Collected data
+-------+

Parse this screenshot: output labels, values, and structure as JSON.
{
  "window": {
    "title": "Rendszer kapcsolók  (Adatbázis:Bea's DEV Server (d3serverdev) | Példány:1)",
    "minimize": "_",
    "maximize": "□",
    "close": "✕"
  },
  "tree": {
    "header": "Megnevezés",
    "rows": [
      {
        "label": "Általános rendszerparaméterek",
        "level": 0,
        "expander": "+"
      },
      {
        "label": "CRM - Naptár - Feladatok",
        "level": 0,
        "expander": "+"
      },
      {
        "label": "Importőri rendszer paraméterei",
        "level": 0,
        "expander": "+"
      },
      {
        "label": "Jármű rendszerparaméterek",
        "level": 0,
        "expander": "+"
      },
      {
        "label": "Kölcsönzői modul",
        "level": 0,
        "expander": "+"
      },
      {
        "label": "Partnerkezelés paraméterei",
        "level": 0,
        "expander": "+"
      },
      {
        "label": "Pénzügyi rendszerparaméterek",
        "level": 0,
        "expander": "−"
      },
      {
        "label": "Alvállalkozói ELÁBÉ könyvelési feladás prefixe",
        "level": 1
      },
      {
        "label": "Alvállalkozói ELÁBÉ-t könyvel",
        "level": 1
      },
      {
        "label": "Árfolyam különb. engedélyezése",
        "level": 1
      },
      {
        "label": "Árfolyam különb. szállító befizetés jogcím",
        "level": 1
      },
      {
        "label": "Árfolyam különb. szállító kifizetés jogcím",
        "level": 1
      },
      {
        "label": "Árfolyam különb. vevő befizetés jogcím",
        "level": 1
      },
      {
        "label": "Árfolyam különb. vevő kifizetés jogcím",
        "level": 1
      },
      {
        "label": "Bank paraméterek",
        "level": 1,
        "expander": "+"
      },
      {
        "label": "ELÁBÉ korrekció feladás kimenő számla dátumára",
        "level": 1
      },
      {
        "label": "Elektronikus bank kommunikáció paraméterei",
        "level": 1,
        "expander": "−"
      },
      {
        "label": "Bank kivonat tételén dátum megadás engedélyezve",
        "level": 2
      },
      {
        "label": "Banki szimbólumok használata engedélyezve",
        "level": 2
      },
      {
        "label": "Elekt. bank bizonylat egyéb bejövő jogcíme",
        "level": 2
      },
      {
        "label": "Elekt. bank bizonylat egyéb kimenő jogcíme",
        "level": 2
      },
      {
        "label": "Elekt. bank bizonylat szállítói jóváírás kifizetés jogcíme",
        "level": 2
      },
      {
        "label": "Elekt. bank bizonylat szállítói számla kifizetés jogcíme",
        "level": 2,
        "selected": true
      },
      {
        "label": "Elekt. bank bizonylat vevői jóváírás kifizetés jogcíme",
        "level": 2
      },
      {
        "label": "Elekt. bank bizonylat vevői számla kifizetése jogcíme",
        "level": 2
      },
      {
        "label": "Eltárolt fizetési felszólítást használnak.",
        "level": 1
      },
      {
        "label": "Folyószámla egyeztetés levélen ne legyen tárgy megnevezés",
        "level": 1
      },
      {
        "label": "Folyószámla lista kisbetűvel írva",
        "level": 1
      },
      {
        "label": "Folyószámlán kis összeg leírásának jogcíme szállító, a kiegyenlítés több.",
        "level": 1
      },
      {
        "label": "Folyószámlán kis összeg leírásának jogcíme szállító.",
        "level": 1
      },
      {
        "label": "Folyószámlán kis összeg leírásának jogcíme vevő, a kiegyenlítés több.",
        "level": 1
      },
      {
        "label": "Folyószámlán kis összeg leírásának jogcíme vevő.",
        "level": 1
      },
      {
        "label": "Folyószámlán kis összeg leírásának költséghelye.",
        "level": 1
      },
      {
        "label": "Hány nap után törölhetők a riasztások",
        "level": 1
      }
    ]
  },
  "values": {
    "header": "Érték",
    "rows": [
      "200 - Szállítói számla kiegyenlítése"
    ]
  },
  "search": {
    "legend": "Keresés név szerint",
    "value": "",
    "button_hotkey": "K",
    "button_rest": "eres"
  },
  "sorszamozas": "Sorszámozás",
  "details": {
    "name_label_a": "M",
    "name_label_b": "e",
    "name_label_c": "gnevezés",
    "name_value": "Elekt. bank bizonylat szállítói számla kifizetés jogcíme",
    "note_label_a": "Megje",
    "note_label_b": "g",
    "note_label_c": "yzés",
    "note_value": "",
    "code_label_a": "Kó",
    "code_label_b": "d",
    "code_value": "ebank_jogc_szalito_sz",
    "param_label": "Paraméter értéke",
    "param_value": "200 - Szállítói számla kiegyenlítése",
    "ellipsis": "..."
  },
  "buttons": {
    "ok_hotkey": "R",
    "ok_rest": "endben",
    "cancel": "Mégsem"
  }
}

+-------+

Exercise description —
Write all of the records out again exactly.

The result —
Parse this screenshot: output labels, values, and structure as JSON.
{
  "window": {
    "title": "Rendszer kapcsolók  (Adatbázis:Bea's DEV Server (d3serverdev) | Példány:1)",
    "minimize": "_",
    "maximize": "□",
    "close": "✕"
  },
  "tree": {
    "header": "Megnevezés",
    "rows": [
      {
        "label": "Általános rendszerparaméterek",
        "level": 0,
        "expander": "+"
      },
      {
        "label": "CRM - Naptár - Feladatok",
        "level": 0,
        "expander": "+"
      },
      {
        "label": "Importőri rendszer paraméterei",
        "level": 0,
        "expander": "+"
      },
      {
        "label": "Jármű rendszerparaméterek",
        "level": 0,
        "expander": "+"
      },
      {
        "label": "Kölcsönzői modul",
        "level": 0,
        "expander": "+"
      },
      {
        "label": "Partnerkezelés paraméterei",
        "level": 0,
        "expander": "+"
      },
      {
        "label": "Pénzügyi rendszerparaméterek",
        "level": 0,
        "expander": "−"
      },
      {
        "label": "Alvállalkozói ELÁBÉ könyvelési feladás prefixe",
        "level": 1
      },
      {
        "label": "Alvállalkozói ELÁBÉ-t könyvel",
        "level": 1
      },
      {
        "label": "Árfolyam különb. engedélyezése",
        "level": 1
      },
      {
        "label": "Árfolyam különb. szállító befizetés jogcím",
        "level": 1
      },
      {
        "label": "Árfolyam különb. szállító kifizetés jogcím",
        "level": 1
      },
      {
        "label": "Árfolyam különb. vevő befizetés jogcím",
        "level": 1
      },
      {
        "label": "Árfolyam különb. vevő kifizetés jogcím",
        "level": 1
      },
      {
        "label": "Bank paraméterek",
        "level": 1,
        "expander": "+"
      },
      {
        "label": "ELÁBÉ korrekció feladás kimenő számla dátumára",
        "level": 1
      },
      {
        "label": "Elektronikus bank kommunikáció paraméterei",
        "level": 1,
        "expander": "−"
      },
      {
        "label": "Bank kivonat tételén dátum megadás engedélyezve",
        "level": 2
      },
      {
        "label": "Banki szimbólumok használata engedélyezve",
        "level": 2
      },
      {
        "label": "Elekt. bank bizonylat egyéb bejövő jogcíme",
        "level": 2
      },
      {
        "label": "Elekt. bank bizonylat egyéb kimenő jogcíme",
        "level": 2
      },
      {
        "label": "Elekt. bank bizonylat szállítói jóváírás kifizetés jogcíme",
        "level": 2
      },
      {
        "label": "Elekt. bank bizonylat szállítói számla kifizetés jogcíme",
        "level": 2,
        "selected": true
      },
      {
        "label": "Elekt. bank bizonylat vevői jóváírás kifizetés jogcíme",
        "level": 2
      },
      {
        "label": "Elekt. bank bizonylat vevői számla kifizetése jogcíme",
        "level": 2
      },
      {
        "label": "Eltárolt fizetési felszólítást használnak.",
        "level": 1
      },
      {
        "label": "Folyószámla egyeztetés levélen ne legyen tárgy megnevezés",
        "level": 1
      },
      {
        "label": "Folyószámla lista kisbetűvel írva",
        "level": 1
      },
      {
        "label": "Folyószámlán kis összeg leírásának jogcíme szállító, a kiegyenlítés több.",
        "level": 1
      },
      {
        "label": "Folyószámlán kis összeg leírásának jogcíme szállító.",
        "level": 1
      },
      {
        "label": "Folyószámlán kis összeg leírásának jogcíme vevő, a kiegyenlítés több.",
        "level": 1
      },
      {
        "label": "Folyószámlán kis összeg leírásának jogcíme vevő.",
        "level": 1
      },
      {
        "label": "Folyószámlán kis összeg leírásának költséghelye.",
        "level": 1
      },
      {
        "label": "Hány nap után törölhetők a riasztások",
        "level": 1
      }
    ]
  },
  "values": {
    "header": "Érték",
    "rows": [
      "200 - Szállítói számla kiegyenlítése"
    ]
  },
  "search": {
    "legend": "Keresés név szerint",
    "value": "",
    "button_hotkey": "K",
    "button_rest": "eres"
  },
  "sorszamozas": "Sorszámozás",
  "details": {
    "name_label_a": "M",
    "name_label_b": "e",
    "name_label_c": "gnevezés",
    "name_value": "Elekt. bank bizonylat szállítói számla kifizetés jogcíme",
    "note_label_a": "Megje",
    "note_label_b": "g",
    "note_label_c": "yzés",
    "note_value": "",
    "code_label_a": "Kó",
    "code_label_b": "d",
    "code_value": "ebank_jogc_szalito_sz",
    "param_label": "Paraméter értéke",
    "param_value": "200 - Szállítói számla kiegyenlítése",
    "ellipsis": "..."
  },
  "buttons": {
    "ok_hotkey": "R",
    "ok_rest": "endben",
    "cancel": "Mégsem"
  }
}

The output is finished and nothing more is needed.